Collected data
——

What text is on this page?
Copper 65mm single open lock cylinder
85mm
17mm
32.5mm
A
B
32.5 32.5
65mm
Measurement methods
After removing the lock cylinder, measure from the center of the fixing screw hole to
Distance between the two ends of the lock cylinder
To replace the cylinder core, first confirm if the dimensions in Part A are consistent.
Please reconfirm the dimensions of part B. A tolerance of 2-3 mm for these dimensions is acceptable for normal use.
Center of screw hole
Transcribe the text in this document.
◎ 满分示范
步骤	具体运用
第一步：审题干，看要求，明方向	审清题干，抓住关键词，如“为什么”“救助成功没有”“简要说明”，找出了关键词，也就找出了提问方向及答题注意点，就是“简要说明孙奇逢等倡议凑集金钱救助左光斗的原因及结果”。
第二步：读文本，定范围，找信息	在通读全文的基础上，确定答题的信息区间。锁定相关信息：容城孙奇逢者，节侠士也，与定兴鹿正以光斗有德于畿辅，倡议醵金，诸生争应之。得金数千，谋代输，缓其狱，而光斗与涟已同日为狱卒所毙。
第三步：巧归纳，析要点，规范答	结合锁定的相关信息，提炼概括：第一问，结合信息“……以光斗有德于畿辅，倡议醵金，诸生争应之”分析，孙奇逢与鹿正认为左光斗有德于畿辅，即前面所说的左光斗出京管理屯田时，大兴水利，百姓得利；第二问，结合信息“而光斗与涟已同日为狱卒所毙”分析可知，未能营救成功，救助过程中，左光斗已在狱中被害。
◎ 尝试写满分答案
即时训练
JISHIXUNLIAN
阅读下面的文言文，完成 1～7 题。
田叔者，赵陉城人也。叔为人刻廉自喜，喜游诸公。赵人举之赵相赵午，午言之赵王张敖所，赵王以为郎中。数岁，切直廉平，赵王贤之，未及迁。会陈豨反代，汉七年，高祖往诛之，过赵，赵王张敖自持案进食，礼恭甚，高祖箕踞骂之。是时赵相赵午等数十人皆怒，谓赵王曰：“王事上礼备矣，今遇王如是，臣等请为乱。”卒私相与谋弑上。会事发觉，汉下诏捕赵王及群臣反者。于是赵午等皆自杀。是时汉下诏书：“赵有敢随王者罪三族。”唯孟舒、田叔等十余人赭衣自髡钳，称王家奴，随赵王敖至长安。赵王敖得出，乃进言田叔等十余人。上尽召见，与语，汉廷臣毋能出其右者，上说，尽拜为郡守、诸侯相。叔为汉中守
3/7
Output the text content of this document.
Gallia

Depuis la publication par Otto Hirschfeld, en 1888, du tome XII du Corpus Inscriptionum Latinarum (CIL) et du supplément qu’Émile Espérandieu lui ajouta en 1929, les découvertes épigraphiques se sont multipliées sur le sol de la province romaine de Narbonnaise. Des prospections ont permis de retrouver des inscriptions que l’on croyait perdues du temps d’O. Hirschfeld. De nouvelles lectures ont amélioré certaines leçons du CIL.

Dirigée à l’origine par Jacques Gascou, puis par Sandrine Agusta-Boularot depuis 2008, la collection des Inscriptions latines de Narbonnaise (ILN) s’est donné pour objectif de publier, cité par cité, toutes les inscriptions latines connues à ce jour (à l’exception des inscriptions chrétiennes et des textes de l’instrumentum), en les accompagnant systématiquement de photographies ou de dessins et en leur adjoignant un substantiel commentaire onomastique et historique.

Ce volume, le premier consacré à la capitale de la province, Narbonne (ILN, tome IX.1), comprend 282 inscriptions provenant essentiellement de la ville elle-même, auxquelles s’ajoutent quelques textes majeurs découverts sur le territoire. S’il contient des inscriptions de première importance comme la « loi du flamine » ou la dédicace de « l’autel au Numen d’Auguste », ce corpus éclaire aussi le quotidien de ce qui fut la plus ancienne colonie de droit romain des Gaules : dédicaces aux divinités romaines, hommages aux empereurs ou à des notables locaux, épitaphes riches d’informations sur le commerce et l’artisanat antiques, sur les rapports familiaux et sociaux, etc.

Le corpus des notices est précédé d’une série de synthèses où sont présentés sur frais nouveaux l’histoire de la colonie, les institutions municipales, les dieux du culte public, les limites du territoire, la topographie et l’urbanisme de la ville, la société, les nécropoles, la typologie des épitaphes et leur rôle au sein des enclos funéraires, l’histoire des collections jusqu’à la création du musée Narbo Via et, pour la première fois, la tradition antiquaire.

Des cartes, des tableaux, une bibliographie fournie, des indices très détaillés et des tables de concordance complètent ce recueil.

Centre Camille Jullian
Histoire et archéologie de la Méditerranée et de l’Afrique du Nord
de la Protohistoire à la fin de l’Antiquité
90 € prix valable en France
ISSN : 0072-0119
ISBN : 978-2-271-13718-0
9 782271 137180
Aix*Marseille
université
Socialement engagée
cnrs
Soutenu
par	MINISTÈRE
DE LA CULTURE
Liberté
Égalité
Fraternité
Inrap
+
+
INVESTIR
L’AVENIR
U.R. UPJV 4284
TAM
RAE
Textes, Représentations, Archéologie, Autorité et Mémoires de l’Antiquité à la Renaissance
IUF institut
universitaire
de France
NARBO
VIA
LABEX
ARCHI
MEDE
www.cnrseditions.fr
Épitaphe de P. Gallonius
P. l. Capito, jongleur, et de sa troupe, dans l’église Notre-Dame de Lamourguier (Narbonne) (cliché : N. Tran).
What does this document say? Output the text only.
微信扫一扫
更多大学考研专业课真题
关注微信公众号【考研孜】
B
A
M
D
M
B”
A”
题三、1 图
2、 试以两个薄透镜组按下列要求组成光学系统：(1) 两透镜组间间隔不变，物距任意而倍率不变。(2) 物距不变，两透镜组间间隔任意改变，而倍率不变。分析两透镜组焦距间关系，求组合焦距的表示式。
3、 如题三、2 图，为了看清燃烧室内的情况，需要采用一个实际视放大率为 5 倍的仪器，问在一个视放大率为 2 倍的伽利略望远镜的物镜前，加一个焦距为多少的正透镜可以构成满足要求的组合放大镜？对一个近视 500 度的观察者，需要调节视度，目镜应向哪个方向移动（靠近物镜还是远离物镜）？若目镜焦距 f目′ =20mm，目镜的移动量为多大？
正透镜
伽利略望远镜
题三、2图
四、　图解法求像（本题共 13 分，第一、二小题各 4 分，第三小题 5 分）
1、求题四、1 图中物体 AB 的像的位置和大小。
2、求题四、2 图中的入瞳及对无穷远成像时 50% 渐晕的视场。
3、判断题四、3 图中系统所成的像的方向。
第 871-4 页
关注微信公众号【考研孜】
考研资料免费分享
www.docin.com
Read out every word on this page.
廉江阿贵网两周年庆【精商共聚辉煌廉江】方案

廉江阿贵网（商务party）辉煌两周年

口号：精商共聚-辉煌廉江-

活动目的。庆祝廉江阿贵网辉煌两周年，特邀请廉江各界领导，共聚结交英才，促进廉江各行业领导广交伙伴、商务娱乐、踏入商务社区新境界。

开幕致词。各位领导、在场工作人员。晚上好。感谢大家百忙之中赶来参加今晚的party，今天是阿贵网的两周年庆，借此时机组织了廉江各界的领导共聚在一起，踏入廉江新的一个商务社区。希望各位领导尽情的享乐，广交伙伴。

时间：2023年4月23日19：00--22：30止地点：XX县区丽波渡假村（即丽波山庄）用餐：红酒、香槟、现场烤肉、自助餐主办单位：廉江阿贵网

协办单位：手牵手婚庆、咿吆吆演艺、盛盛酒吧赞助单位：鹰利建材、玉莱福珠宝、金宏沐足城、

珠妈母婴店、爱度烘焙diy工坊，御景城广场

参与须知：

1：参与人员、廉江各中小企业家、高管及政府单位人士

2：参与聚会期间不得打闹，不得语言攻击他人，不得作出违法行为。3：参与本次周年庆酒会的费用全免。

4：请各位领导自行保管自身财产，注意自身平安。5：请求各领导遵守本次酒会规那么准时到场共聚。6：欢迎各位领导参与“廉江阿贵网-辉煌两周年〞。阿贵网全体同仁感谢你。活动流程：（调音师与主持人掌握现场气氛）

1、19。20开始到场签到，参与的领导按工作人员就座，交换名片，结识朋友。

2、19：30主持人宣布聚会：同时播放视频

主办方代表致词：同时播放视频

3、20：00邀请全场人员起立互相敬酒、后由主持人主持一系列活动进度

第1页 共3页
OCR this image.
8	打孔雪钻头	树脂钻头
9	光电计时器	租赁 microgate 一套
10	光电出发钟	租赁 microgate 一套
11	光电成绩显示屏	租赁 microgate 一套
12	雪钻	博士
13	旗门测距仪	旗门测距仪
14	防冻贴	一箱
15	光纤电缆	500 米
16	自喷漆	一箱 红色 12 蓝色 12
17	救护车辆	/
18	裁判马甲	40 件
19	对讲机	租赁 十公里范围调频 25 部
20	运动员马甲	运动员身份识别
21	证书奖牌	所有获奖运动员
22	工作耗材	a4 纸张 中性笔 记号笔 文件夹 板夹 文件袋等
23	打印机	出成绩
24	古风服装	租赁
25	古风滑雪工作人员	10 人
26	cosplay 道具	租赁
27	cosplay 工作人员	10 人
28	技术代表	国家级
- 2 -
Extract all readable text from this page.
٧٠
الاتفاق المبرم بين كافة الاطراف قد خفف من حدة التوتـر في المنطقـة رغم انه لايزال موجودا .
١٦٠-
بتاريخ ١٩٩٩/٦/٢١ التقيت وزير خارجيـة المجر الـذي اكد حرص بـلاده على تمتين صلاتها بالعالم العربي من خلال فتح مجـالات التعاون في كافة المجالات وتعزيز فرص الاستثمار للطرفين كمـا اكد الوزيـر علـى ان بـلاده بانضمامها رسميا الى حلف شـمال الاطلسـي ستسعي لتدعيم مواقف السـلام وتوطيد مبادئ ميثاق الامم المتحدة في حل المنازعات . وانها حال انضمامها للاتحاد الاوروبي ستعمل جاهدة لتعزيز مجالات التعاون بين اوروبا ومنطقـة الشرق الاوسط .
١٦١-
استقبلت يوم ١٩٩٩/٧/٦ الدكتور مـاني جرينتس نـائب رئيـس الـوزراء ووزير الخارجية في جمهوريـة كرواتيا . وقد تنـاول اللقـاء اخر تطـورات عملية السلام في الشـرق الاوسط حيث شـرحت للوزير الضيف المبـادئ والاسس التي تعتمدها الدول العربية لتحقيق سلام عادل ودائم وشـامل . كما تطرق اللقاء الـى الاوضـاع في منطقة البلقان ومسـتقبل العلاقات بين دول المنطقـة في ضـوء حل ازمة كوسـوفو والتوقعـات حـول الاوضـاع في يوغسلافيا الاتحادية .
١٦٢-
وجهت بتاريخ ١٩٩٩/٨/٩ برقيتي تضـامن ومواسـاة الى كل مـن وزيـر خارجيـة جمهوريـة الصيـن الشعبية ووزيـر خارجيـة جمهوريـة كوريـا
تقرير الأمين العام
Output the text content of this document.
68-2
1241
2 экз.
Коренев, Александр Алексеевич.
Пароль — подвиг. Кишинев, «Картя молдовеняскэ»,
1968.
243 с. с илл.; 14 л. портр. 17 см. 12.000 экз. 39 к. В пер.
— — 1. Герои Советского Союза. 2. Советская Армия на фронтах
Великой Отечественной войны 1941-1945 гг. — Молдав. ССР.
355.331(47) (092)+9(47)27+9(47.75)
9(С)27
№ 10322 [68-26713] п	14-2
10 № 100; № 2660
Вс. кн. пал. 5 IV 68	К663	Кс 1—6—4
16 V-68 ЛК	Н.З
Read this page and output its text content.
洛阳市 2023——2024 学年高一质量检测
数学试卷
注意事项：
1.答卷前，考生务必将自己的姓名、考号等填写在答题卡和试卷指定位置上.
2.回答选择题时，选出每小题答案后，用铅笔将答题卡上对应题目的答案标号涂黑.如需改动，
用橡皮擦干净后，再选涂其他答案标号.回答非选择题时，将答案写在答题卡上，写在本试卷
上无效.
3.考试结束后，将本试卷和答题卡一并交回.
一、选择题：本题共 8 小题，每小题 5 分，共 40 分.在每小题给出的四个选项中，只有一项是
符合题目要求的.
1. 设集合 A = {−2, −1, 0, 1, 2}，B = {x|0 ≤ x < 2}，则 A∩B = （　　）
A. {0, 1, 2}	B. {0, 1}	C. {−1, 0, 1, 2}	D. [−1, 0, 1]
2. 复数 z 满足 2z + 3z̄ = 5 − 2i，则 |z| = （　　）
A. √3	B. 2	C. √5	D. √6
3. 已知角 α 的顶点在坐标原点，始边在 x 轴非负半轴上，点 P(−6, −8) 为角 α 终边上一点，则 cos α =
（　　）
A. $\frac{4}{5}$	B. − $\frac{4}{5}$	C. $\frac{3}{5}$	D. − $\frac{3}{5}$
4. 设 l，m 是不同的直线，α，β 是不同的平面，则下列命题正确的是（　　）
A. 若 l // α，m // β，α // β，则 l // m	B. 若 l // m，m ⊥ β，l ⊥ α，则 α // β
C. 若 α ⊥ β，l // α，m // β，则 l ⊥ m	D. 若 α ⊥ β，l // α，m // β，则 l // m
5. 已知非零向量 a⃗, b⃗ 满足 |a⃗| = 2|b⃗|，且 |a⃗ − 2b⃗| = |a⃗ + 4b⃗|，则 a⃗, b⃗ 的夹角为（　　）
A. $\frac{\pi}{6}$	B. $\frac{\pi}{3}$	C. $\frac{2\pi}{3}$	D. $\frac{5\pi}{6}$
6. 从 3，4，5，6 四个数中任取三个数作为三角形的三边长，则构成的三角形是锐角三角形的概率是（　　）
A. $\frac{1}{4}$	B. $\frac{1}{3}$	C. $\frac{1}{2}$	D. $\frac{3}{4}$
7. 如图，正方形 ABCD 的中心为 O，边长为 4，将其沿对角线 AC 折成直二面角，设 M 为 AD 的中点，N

——

* Given instruction *
Identify each line containing the string "cylinder" and copy it out.

* Solution to this problem *
Copper 65mm single open lock cylinder
After removing the lock cylinder, measure from the center of the fixing screw hole to
Distance between the two ends of the lock cylinder
To replace the cylinder core, first confirm if the dimensions in Part A are consistent.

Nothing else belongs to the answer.